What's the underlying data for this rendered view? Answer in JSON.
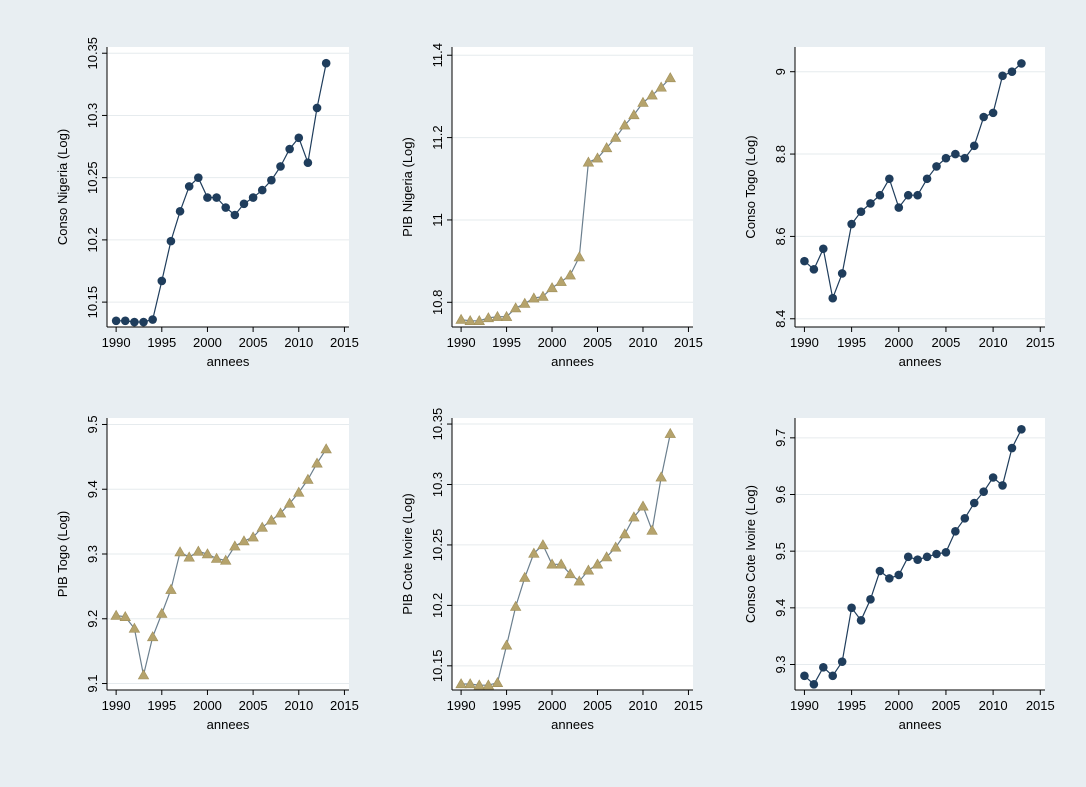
{
  "style": {
    "background": "#e8eef2",
    "plot_background": "#ffffff",
    "grid_color": "#e6ebee",
    "navy": "#1f3d5c",
    "olive": "#a08f5a",
    "olive_marker": "#b5a36c"
  },
  "chart_data": [
    {
      "type": "line",
      "xlabel": "annees",
      "ylabel": "Conso Nigeria (Log)",
      "xlim": [
        1989,
        2015.5
      ],
      "ylim": [
        10.13,
        10.355
      ],
      "xticks": [
        1990,
        1995,
        2000,
        2005,
        2010,
        2015
      ],
      "yticks": [
        10.15,
        10.2,
        10.25,
        10.3,
        10.35
      ],
      "ytick_labels": [
        "10.15",
        "10.2",
        "10.25",
        "10.3",
        "10.35"
      ],
      "grid": true,
      "marker": "circle",
      "color": "#1f3d5c",
      "marker_color": "#1f3d5c",
      "x": [
        1990,
        1991,
        1992,
        1993,
        1994,
        1995,
        1996,
        1997,
        1998,
        1999,
        2000,
        2001,
        2002,
        2003,
        2004,
        2005,
        2006,
        2007,
        2008,
        2009,
        2010,
        2011,
        2012,
        2013
      ],
      "y": [
        10.135,
        10.135,
        10.134,
        10.134,
        10.136,
        10.167,
        10.199,
        10.223,
        10.243,
        10.25,
        10.234,
        10.234,
        10.226,
        10.22,
        10.229,
        10.234,
        10.24,
        10.248,
        10.259,
        10.273,
        10.282,
        10.262,
        10.306,
        10.342
      ]
    },
    {
      "type": "line",
      "xlabel": "annees",
      "ylabel": "PIB Nigeria (Log)",
      "xlim": [
        1989,
        2015.5
      ],
      "ylim": [
        10.74,
        11.42
      ],
      "xticks": [
        1990,
        1995,
        2000,
        2005,
        2010,
        2015
      ],
      "yticks": [
        10.8,
        11.0,
        11.2,
        11.4
      ],
      "ytick_labels": [
        "10.8",
        "11",
        "11.2",
        "11.4"
      ],
      "grid": true,
      "marker": "triangle",
      "color": "#6b7f8e",
      "marker_color": "#b5a36c",
      "x": [
        1990,
        1991,
        1992,
        1993,
        1994,
        1995,
        1996,
        1997,
        1998,
        1999,
        2000,
        2001,
        2002,
        2003,
        2004,
        2005,
        2006,
        2007,
        2008,
        2009,
        2010,
        2011,
        2012,
        2013
      ],
      "y": [
        10.758,
        10.755,
        10.755,
        10.762,
        10.765,
        10.765,
        10.786,
        10.797,
        10.81,
        10.814,
        10.835,
        10.85,
        10.866,
        10.91,
        11.14,
        11.15,
        11.175,
        11.2,
        11.23,
        11.255,
        11.285,
        11.303,
        11.322,
        11.345
      ]
    },
    {
      "type": "line",
      "xlabel": "annees",
      "ylabel": "Conso Togo (Log)",
      "xlim": [
        1989,
        2015.5
      ],
      "ylim": [
        8.38,
        9.06
      ],
      "xticks": [
        1990,
        1995,
        2000,
        2005,
        2010,
        2015
      ],
      "yticks": [
        8.4,
        8.6,
        8.8,
        9.0
      ],
      "ytick_labels": [
        "8.4",
        "8.6",
        "8.8",
        "9"
      ],
      "grid": true,
      "marker": "circle",
      "color": "#1f3d5c",
      "marker_color": "#1f3d5c",
      "x": [
        1990,
        1991,
        1992,
        1993,
        1994,
        1995,
        1996,
        1997,
        1998,
        1999,
        2000,
        2001,
        2002,
        2003,
        2004,
        2005,
        2006,
        2007,
        2008,
        2009,
        2010,
        2011,
        2012,
        2013
      ],
      "y": [
        8.54,
        8.52,
        8.57,
        8.45,
        8.51,
        8.63,
        8.66,
        8.68,
        8.7,
        8.74,
        8.67,
        8.7,
        8.7,
        8.74,
        8.77,
        8.79,
        8.8,
        8.79,
        8.82,
        8.89,
        8.9,
        8.99,
        9.0,
        9.02
      ]
    },
    {
      "type": "line",
      "xlabel": "annees",
      "ylabel": "PIB Togo (Log)",
      "xlim": [
        1989,
        2015.5
      ],
      "ylim": [
        9.09,
        9.51
      ],
      "xticks": [
        1990,
        1995,
        2000,
        2005,
        2010,
        2015
      ],
      "yticks": [
        9.1,
        9.2,
        9.3,
        9.4,
        9.5
      ],
      "ytick_labels": [
        "9.1",
        "9.2",
        "9.3",
        "9.4",
        "9.5"
      ],
      "grid": true,
      "marker": "triangle",
      "color": "#6b7f8e",
      "marker_color": "#b5a36c",
      "x": [
        1990,
        1991,
        1992,
        1993,
        1994,
        1995,
        1996,
        1997,
        1998,
        1999,
        2000,
        2001,
        2002,
        2003,
        2004,
        2005,
        2006,
        2007,
        2008,
        2009,
        2010,
        2011,
        2012,
        2013
      ],
      "y": [
        9.205,
        9.203,
        9.185,
        9.113,
        9.172,
        9.208,
        9.245,
        9.303,
        9.295,
        9.304,
        9.3,
        9.293,
        9.29,
        9.312,
        9.32,
        9.326,
        9.341,
        9.352,
        9.363,
        9.378,
        9.395,
        9.415,
        9.44,
        9.462
      ]
    },
    {
      "type": "line",
      "xlabel": "annees",
      "ylabel": "PIB Cote Ivoire (Log)",
      "xlim": [
        1989,
        2015.5
      ],
      "ylim": [
        10.13,
        10.355
      ],
      "xticks": [
        1990,
        1995,
        2000,
        2005,
        2010,
        2015
      ],
      "yticks": [
        10.15,
        10.2,
        10.25,
        10.3,
        10.35
      ],
      "ytick_labels": [
        "10.15",
        "10.2",
        "10.25",
        "10.3",
        "10.35"
      ],
      "grid": true,
      "marker": "triangle",
      "color": "#6b7f8e",
      "marker_color": "#b5a36c",
      "x": [
        1990,
        1991,
        1992,
        1993,
        1994,
        1995,
        1996,
        1997,
        1998,
        1999,
        2000,
        2001,
        2002,
        2003,
        2004,
        2005,
        2006,
        2007,
        2008,
        2009,
        2010,
        2011,
        2012,
        2013
      ],
      "y": [
        10.135,
        10.135,
        10.134,
        10.134,
        10.136,
        10.167,
        10.199,
        10.223,
        10.243,
        10.25,
        10.234,
        10.234,
        10.226,
        10.22,
        10.229,
        10.234,
        10.24,
        10.248,
        10.259,
        10.273,
        10.282,
        10.262,
        10.306,
        10.342
      ]
    },
    {
      "type": "line",
      "xlabel": "annees",
      "ylabel": "Conso Cote Ivoire (Log)",
      "xlim": [
        1989,
        2015.5
      ],
      "ylim": [
        9.255,
        9.735
      ],
      "xticks": [
        1990,
        1995,
        2000,
        2005,
        2010,
        2015
      ],
      "yticks": [
        9.3,
        9.4,
        9.5,
        9.6,
        9.7
      ],
      "ytick_labels": [
        "9.3",
        "9.4",
        "9.5",
        "9.6",
        "9.7"
      ],
      "grid": true,
      "marker": "circle",
      "color": "#1f3d5c",
      "marker_color": "#1f3d5c",
      "x": [
        1990,
        1991,
        1992,
        1993,
        1994,
        1995,
        1996,
        1997,
        1998,
        1999,
        2000,
        2001,
        2002,
        2003,
        2004,
        2005,
        2006,
        2007,
        2008,
        2009,
        2010,
        2011,
        2012,
        2013
      ],
      "y": [
        9.28,
        9.265,
        9.295,
        9.28,
        9.305,
        9.4,
        9.378,
        9.415,
        9.465,
        9.452,
        9.458,
        9.49,
        9.485,
        9.49,
        9.495,
        9.498,
        9.535,
        9.558,
        9.585,
        9.605,
        9.63,
        9.616,
        9.682,
        9.715
      ]
    }
  ]
}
--- --- ---
Retype all entries exactly as they appear, dropping the images.

_Worked solution:_
What's the underlying data for this rendered view? Answer in JSON.
{
  "style": {
    "background": "#e8eef2",
    "plot_background": "#ffffff",
    "grid_color": "#e6ebee",
    "navy": "#1f3d5c",
    "olive": "#a08f5a",
    "olive_marker": "#b5a36c"
  },
  "chart_data": [
    {
      "type": "line",
      "xlabel": "annees",
      "ylabel": "Conso Nigeria (Log)",
      "xlim": [
        1989,
        2015.5
      ],
      "ylim": [
        10.13,
        10.355
      ],
      "xticks": [
        1990,
        1995,
        2000,
        2005,
        2010,
        2015
      ],
      "yticks": [
        10.15,
        10.2,
        10.25,
        10.3,
        10.35
      ],
      "ytick_labels": [
        "10.15",
        "10.2",
        "10.25",
        "10.3",
        "10.35"
      ],
      "grid": true,
      "marker": "circle",
      "color": "#1f3d5c",
      "marker_color": "#1f3d5c",
      "x": [
        1990,
        1991,
        1992,
        1993,
        1994,
        1995,
        1996,
        1997,
        1998,
        1999,
        2000,
        2001,
        2002,
        2003,
        2004,
        2005,
        2006,
        2007,
        2008,
        2009,
        2010,
        2011,
        2012,
        2013
      ],
      "y": [
        10.135,
        10.135,
        10.134,
        10.134,
        10.136,
        10.167,
        10.199,
        10.223,
        10.243,
        10.25,
        10.234,
        10.234,
        10.226,
        10.22,
        10.229,
        10.234,
        10.24,
        10.248,
        10.259,
        10.273,
        10.282,
        10.262,
        10.306,
        10.342
      ]
    },
    {
      "type": "line",
      "xlabel": "annees",
      "ylabel": "PIB Nigeria (Log)",
      "xlim": [
        1989,
        2015.5
      ],
      "ylim": [
        10.74,
        11.42
      ],
      "xticks": [
        1990,
        1995,
        2000,
        2005,
        2010,
        2015
      ],
      "yticks": [
        10.8,
        11.0,
        11.2,
        11.4
      ],
      "ytick_labels": [
        "10.8",
        "11",
        "11.2",
        "11.4"
      ],
      "grid": true,
      "marker": "triangle",
      "color": "#6b7f8e",
      "marker_color": "#b5a36c",
      "x": [
        1990,
        1991,
        1992,
        1993,
        1994,
        1995,
        1996,
        1997,
        1998,
        1999,
        2000,
        2001,
        2002,
        2003,
        2004,
        2005,
        2006,
        2007,
        2008,
        2009,
        2010,
        2011,
        2012,
        2013
      ],
      "y": [
        10.758,
        10.755,
        10.755,
        10.762,
        10.765,
        10.765,
        10.786,
        10.797,
        10.81,
        10.814,
        10.835,
        10.85,
        10.866,
        10.91,
        11.14,
        11.15,
        11.175,
        11.2,
        11.23,
        11.255,
        11.285,
        11.303,
        11.322,
        11.345
      ]
    },
    {
      "type": "line",
      "xlabel": "annees",
      "ylabel": "Conso Togo (Log)",
      "xlim": [
        1989,
        2015.5
      ],
      "ylim": [
        8.38,
        9.06
      ],
      "xticks": [
        1990,
        1995,
        2000,
        2005,
        2010,
        2015
      ],
      "yticks": [
        8.4,
        8.6,
        8.8,
        9.0
      ],
      "ytick_labels": [
        "8.4",
        "8.6",
        "8.8",
        "9"
      ],
      "grid": true,
      "marker": "circle",
      "color": "#1f3d5c",
      "marker_color": "#1f3d5c",
      "x": [
        1990,
        1991,
        1992,
        1993,
        1994,
        1995,
        1996,
        1997,
        1998,
        1999,
        2000,
        2001,
        2002,
        2003,
        2004,
        2005,
        2006,
        2007,
        2008,
        2009,
        2010,
        2011,
        2012,
        2013
      ],
      "y": [
        8.54,
        8.52,
        8.57,
        8.45,
        8.51,
        8.63,
        8.66,
        8.68,
        8.7,
        8.74,
        8.67,
        8.7,
        8.7,
        8.74,
        8.77,
        8.79,
        8.8,
        8.79,
        8.82,
        8.89,
        8.9,
        8.99,
        9.0,
        9.02
      ]
    },
    {
      "type": "line",
      "xlabel": "annees",
      "ylabel": "PIB Togo (Log)",
      "xlim": [
        1989,
        2015.5
      ],
      "ylim": [
        9.09,
        9.51
      ],
      "xticks": [
        1990,
        1995,
        2000,
        2005,
        2010,
        2015
      ],
      "yticks": [
        9.1,
        9.2,
        9.3,
        9.4,
        9.5
      ],
      "ytick_labels": [
        "9.1",
        "9.2",
        "9.3",
        "9.4",
        "9.5"
      ],
      "grid": true,
      "marker": "triangle",
      "color": "#6b7f8e",
      "marker_color": "#b5a36c",
      "x": [
        1990,
        1991,
        1992,
        1993,
        1994,
        1995,
        1996,
        1997,
        1998,
        1999,
        2000,
        2001,
        2002,
        2003,
        2004,
        2005,
        2006,
        2007,
        2008,
        2009,
        2010,
        2011,
        2012,
        2013
      ],
      "y": [
        9.205,
        9.203,
        9.185,
        9.113,
        9.172,
        9.208,
        9.245,
        9.303,
        9.295,
        9.304,
        9.3,
        9.293,
        9.29,
        9.312,
        9.32,
        9.326,
        9.341,
        9.352,
        9.363,
        9.378,
        9.395,
        9.415,
        9.44,
        9.462
      ]
    },
    {
      "type": "line",
      "xlabel": "annees",
      "ylabel": "PIB Cote Ivoire (Log)",
      "xlim": [
        1989,
        2015.5
      ],
      "ylim": [
        10.13,
        10.355
      ],
      "xticks": [
        1990,
        1995,
        2000,
        2005,
        2010,
        2015
      ],
      "yticks": [
        10.15,
        10.2,
        10.25,
        10.3,
        10.35
      ],
      "ytick_labels": [
        "10.15",
        "10.2",
        "10.25",
        "10.3",
        "10.35"
      ],
      "grid": true,
      "marker": "triangle",
      "color": "#6b7f8e",
      "marker_color": "#b5a36c",
      "x": [
        1990,
        1991,
        1992,
        1993,
        1994,
        1995,
        1996,
        1997,
        1998,
        1999,
        2000,
        2001,
        2002,
        2003,
        2004,
        2005,
        2006,
        2007,
        2008,
        2009,
        2010,
        2011,
        2012,
        2013
      ],
      "y": [
        10.135,
        10.135,
        10.134,
        10.134,
        10.136,
        10.167,
        10.199,
        10.223,
        10.243,
        10.25,
        10.234,
        10.234,
        10.226,
        10.22,
        10.229,
        10.234,
        10.24,
        10.248,
        10.259,
        10.273,
        10.282,
        10.262,
        10.306,
        10.342
      ]
    },
    {
      "type": "line",
      "xlabel": "annees",
      "ylabel": "Conso Cote Ivoire (Log)",
      "xlim": [
        1989,
        2015.5
      ],
      "ylim": [
        9.255,
        9.735
      ],
      "xticks": [
        1990,
        1995,
        2000,
        2005,
        2010,
        2015
      ],
      "yticks": [
        9.3,
        9.4,
        9.5,
        9.6,
        9.7
      ],
      "ytick_labels": [
        "9.3",
        "9.4",
        "9.5",
        "9.6",
        "9.7"
      ],
      "grid": true,
      "marker": "circle",
      "color": "#1f3d5c",
      "marker_color": "#1f3d5c",
      "x": [
        1990,
        1991,
        1992,
        1993,
        1994,
        1995,
        1996,
        1997,
        1998,
        1999,
        2000,
        2001,
        2002,
        2003,
        2004,
        2005,
        2006,
        2007,
        2008,
        2009,
        2010,
        2011,
        2012,
        2013
      ],
      "y": [
        9.28,
        9.265,
        9.295,
        9.28,
        9.305,
        9.4,
        9.378,
        9.415,
        9.465,
        9.452,
        9.458,
        9.49,
        9.485,
        9.49,
        9.495,
        9.498,
        9.535,
        9.558,
        9.585,
        9.605,
        9.63,
        9.616,
        9.682,
        9.715
      ]
    }
  ]
}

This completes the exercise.